Pick out all lines of the entries that include the word "działa" and copy them.

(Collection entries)
▼

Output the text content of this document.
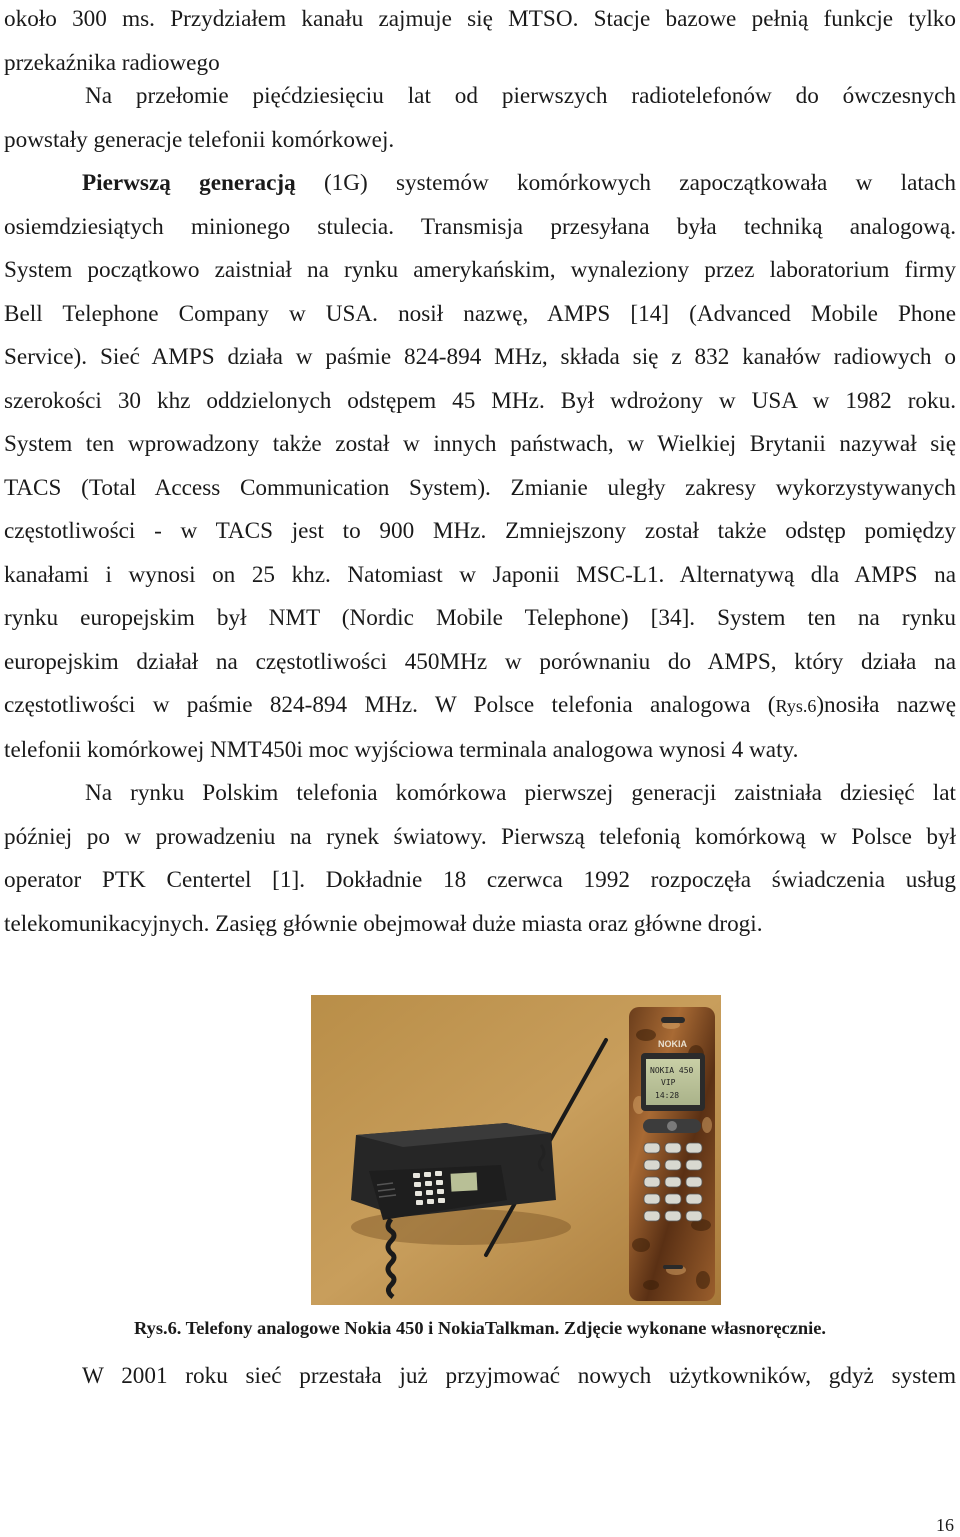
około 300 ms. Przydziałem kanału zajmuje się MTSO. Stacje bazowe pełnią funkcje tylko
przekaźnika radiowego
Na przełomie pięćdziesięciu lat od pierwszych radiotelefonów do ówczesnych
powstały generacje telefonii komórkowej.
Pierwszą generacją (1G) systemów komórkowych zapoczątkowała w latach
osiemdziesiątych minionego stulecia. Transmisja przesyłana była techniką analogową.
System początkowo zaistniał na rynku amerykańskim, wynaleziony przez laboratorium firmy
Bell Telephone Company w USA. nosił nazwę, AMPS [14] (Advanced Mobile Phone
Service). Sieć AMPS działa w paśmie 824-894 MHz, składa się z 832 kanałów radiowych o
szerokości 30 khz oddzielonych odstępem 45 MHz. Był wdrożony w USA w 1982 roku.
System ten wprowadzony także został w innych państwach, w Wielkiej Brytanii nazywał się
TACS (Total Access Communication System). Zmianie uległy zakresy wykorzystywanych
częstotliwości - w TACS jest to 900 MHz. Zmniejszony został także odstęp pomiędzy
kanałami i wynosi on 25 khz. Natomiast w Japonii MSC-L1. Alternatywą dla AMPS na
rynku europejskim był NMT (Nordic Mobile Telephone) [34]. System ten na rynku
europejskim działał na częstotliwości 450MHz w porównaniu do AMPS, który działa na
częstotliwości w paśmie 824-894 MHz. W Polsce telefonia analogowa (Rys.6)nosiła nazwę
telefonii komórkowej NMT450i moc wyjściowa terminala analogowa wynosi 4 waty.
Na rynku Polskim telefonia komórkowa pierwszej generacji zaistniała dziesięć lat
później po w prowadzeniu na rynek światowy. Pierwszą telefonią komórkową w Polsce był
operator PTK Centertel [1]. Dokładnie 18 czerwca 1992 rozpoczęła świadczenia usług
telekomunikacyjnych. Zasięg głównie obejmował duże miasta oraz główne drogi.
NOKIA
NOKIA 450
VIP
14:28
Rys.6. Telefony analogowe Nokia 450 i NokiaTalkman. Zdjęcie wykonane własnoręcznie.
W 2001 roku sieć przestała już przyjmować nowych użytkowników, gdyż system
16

▲

EXERCISE RESULT
Service). Sieć AMPS działa w paśmie 824-894 MHz, składa się z 832 kanałów radiowych o
europejskim działał na częstotliwości 450MHz w porównaniu do AMPS, który działa na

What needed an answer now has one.